Requirement:
Scan the entries below. List each line with "coordinate".

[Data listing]
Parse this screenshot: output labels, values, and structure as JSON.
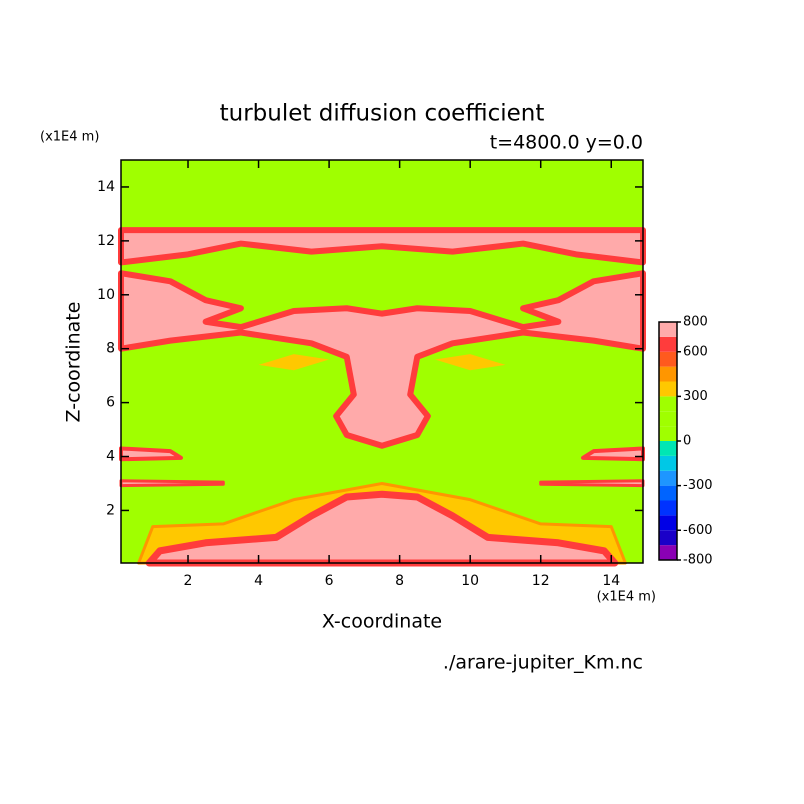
{
  "chart_data": {
    "type": "contour",
    "title": "turbulet diffusion coefficient",
    "subtitle": "t=4800.0 y=0.0",
    "xlabel": "X-coordinate",
    "ylabel": "Z-coordinate",
    "x_unit": "(x1E4 m)",
    "y_unit": "(x1E4 m)",
    "source": "./arare-jupiter_Km.nc",
    "xlim": [
      0.1,
      14.9
    ],
    "xticks": [
      2,
      4,
      6,
      8,
      10,
      12,
      14
    ],
    "ylim": [
      0.05,
      15
    ],
    "yticks": [
      2,
      4,
      6,
      8,
      10,
      12,
      14
    ],
    "colorbar": {
      "levels": [
        -800,
        -700,
        -600,
        -500,
        -400,
        -300,
        -200,
        -100,
        0,
        100,
        200,
        300,
        400,
        500,
        600,
        700,
        800
      ],
      "colors": [
        "#8a00b4",
        "#1a00c8",
        "#0000e6",
        "#0032ff",
        "#0064ff",
        "#1e96ff",
        "#00c8e6",
        "#00e6b4",
        "#a0ff00",
        "#a0ff00",
        "#a0ff00",
        "#ffc800",
        "#ff9600",
        "#ff5a1e",
        "#ff3c3c",
        "#ffaaaa"
      ],
      "ticks": [
        -800,
        -600,
        -300,
        0,
        300,
        600,
        800
      ]
    }
  }
}
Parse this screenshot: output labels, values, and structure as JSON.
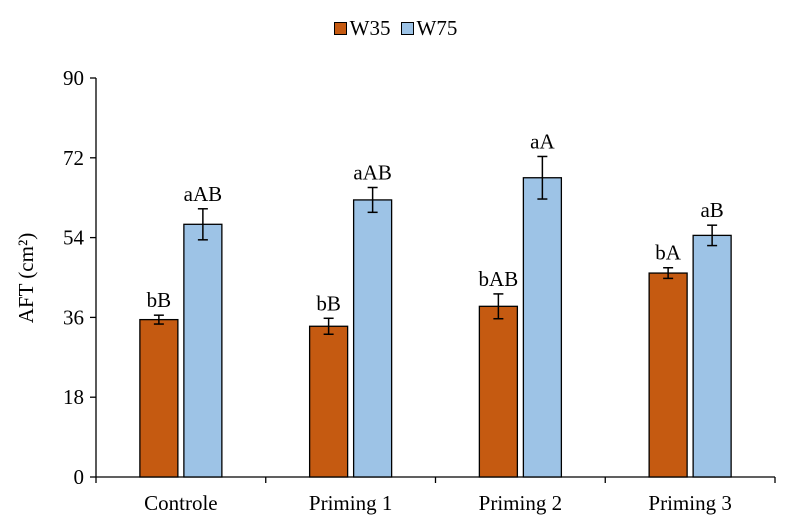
{
  "chart_data": {
    "type": "bar",
    "categories": [
      "Controle",
      "Priming 1",
      "Priming 2",
      "Priming 3"
    ],
    "series": [
      {
        "name": "W35",
        "color": "#c55a11",
        "values": [
          35.5,
          34.0,
          38.5,
          46.0
        ],
        "errors": [
          1.0,
          1.8,
          2.8,
          1.2
        ],
        "labels": [
          "bB",
          "bB",
          "bAB",
          "bA"
        ]
      },
      {
        "name": "W75",
        "color": "#9dc3e6",
        "values": [
          57.0,
          62.5,
          67.5,
          54.5
        ],
        "errors": [
          3.5,
          2.8,
          4.8,
          2.3
        ],
        "labels": [
          "aAB",
          "aAB",
          "aA",
          "aB"
        ]
      }
    ],
    "xlabel": "",
    "ylabel": "AFT (cm²)",
    "ylim": [
      0,
      90
    ],
    "yticks": [
      0,
      18,
      36,
      54,
      72,
      90
    ],
    "grid": false,
    "legend": "top-center"
  }
}
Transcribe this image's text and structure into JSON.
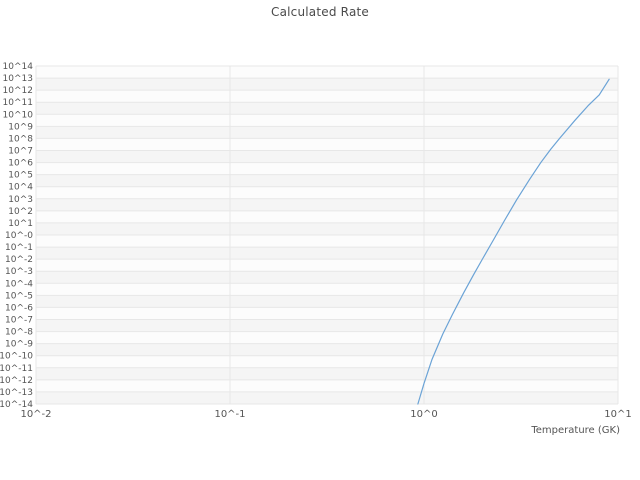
{
  "chart": {
    "title": "Calculated Rate",
    "xlabel": "Temperature (GK)",
    "line_color": "#6ba3d6",
    "grid_color": "#e7e7e7",
    "band_color_a": "#f5f5f5",
    "band_color_b": "#fcfcfc",
    "text_color": "#555555",
    "x_ticks": [
      {
        "label": "10^-2",
        "log": -2
      },
      {
        "label": "10^-1",
        "log": -1
      },
      {
        "label": "10^0",
        "log": 0
      },
      {
        "label": "10^1",
        "log": 1
      }
    ],
    "y_ticks": [
      {
        "label": "10^14",
        "log": 14
      },
      {
        "label": "10^13",
        "log": 13
      },
      {
        "label": "10^12",
        "log": 12
      },
      {
        "label": "10^11",
        "log": 11
      },
      {
        "label": "10^10",
        "log": 10
      },
      {
        "label": "10^9",
        "log": 9
      },
      {
        "label": "10^8",
        "log": 8
      },
      {
        "label": "10^7",
        "log": 7
      },
      {
        "label": "10^6",
        "log": 6
      },
      {
        "label": "10^5",
        "log": 5
      },
      {
        "label": "10^4",
        "log": 4
      },
      {
        "label": "10^3",
        "log": 3
      },
      {
        "label": "10^2",
        "log": 2
      },
      {
        "label": "10^1",
        "log": 1
      },
      {
        "label": "10^-0",
        "log": 0
      },
      {
        "label": "10^-1",
        "log": -1
      },
      {
        "label": "10^-2",
        "log": -2
      },
      {
        "label": "10^-3",
        "log": -3
      },
      {
        "label": "10^-4",
        "log": -4
      },
      {
        "label": "10^-5",
        "log": -5
      },
      {
        "label": "10^-6",
        "log": -6
      },
      {
        "label": "10^-7",
        "log": -7
      },
      {
        "label": "10^-8",
        "log": -8
      },
      {
        "label": "10^-9",
        "log": -9
      },
      {
        "label": "10^-10",
        "log": -10
      },
      {
        "label": "10^-11",
        "log": -11
      },
      {
        "label": "10^-12",
        "log": -12
      },
      {
        "label": "10^-13",
        "log": -13
      },
      {
        "label": "10^-14",
        "log": -14
      }
    ]
  },
  "chart_data": {
    "type": "line",
    "title": "Calculated Rate",
    "xlabel": "Temperature (GK)",
    "ylabel": "",
    "x_scale": "log",
    "y_scale": "log",
    "xlim_log10": [
      -2,
      1
    ],
    "ylim_log10": [
      -14,
      14
    ],
    "grid": true,
    "legend": "none",
    "series": [
      {
        "name": "Calculated Rate",
        "x_gk": [
          0.93,
          1.0,
          1.1,
          1.25,
          1.4,
          1.6,
          1.8,
          2.0,
          2.3,
          2.6,
          3.0,
          3.5,
          4.0,
          4.5,
          5.0,
          6.0,
          7.0,
          8.0,
          9.0
        ],
        "log10_y": [
          -14.0,
          -12.3,
          -10.3,
          -8.2,
          -6.6,
          -4.8,
          -3.3,
          -2.0,
          -0.3,
          1.2,
          2.9,
          4.6,
          6.0,
          7.1,
          8.0,
          9.5,
          10.7,
          11.6,
          12.9
        ]
      }
    ]
  }
}
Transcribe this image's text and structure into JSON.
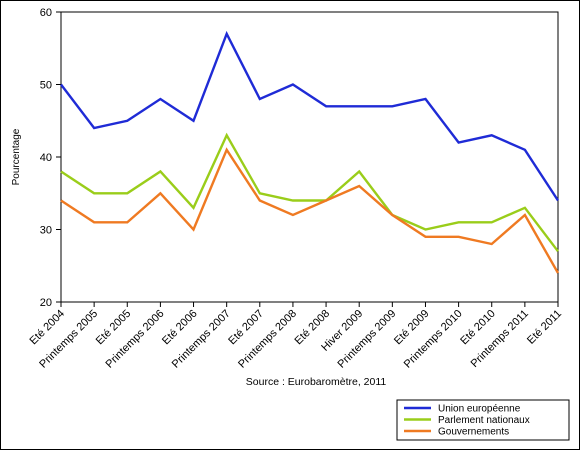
{
  "chart_data": {
    "type": "line",
    "categories": [
      "Eté 2004",
      "Printemps 2005",
      "Eté 2005",
      "Printemps 2006",
      "Eté 2006",
      "Printemps 2007",
      "Eté 2007",
      "Printemps 2008",
      "Eté 2008",
      "Hiver 2009",
      "Printemps 2009",
      "Eté 2009",
      "Printemps 2010",
      "Eté 2010",
      "Printemps 2011",
      "Eté 2011"
    ],
    "series": [
      {
        "name": "Union européenne",
        "color": "#1f2bd6",
        "values": [
          50,
          44,
          45,
          48,
          45,
          57,
          48,
          50,
          47,
          47,
          47,
          48,
          42,
          43,
          41,
          34
        ]
      },
      {
        "name": "Parlement nationaux",
        "color": "#9acd1a",
        "values": [
          38,
          35,
          35,
          38,
          33,
          43,
          35,
          34,
          34,
          38,
          32,
          30,
          31,
          31,
          33,
          27
        ]
      },
      {
        "name": "Gouvernements",
        "color": "#ef7a22",
        "values": [
          34,
          31,
          31,
          35,
          30,
          41,
          34,
          32,
          34,
          36,
          32,
          29,
          29,
          28,
          32,
          24
        ]
      }
    ],
    "ylabel": "Pourcentage",
    "ylim": [
      20,
      60
    ],
    "yticks": [
      20,
      30,
      40,
      50,
      60
    ],
    "source": "Source : Eurobaromètre, 2011",
    "legend_position": "bottom-right",
    "grid": false
  }
}
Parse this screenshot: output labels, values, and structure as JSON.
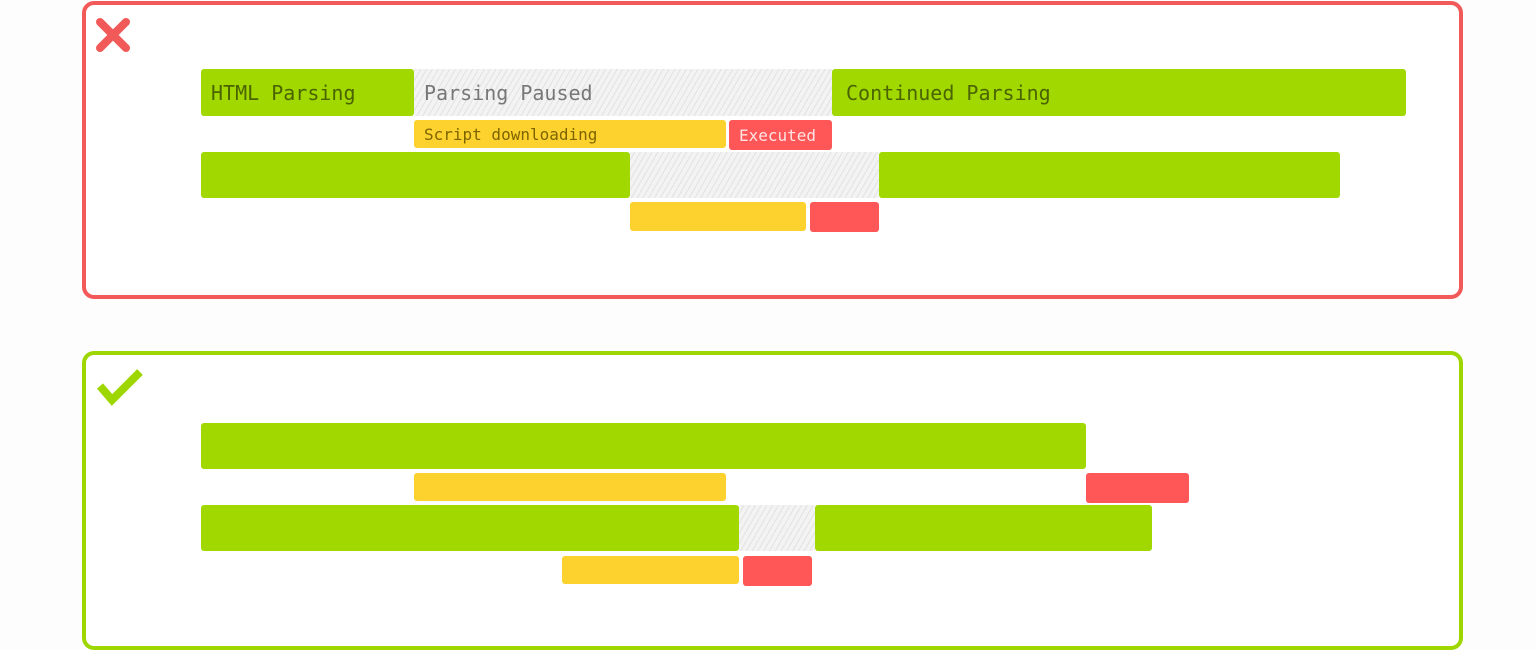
{
  "blocking_panel": {
    "status_icon": "x-mark-icon",
    "status_color": "#f25a5a",
    "labels": {
      "html_parsing": "HTML Parsing",
      "parsing_paused": "Parsing Paused",
      "continued_parsing": "Continued Parsing",
      "script_downloading": "Script downloading",
      "executed": "Executed"
    }
  },
  "nonblocking_panel": {
    "status_icon": "checkmark-icon",
    "status_color": "#9ed600"
  },
  "legend_colors": {
    "parsing": "#a0d800",
    "downloading": "#fdd22e",
    "executing": "#ff5757",
    "paused": "hatched gray"
  }
}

Completed task:
    "xlabel": "X-coordinate",
    "ylabel": "Z-coordinate",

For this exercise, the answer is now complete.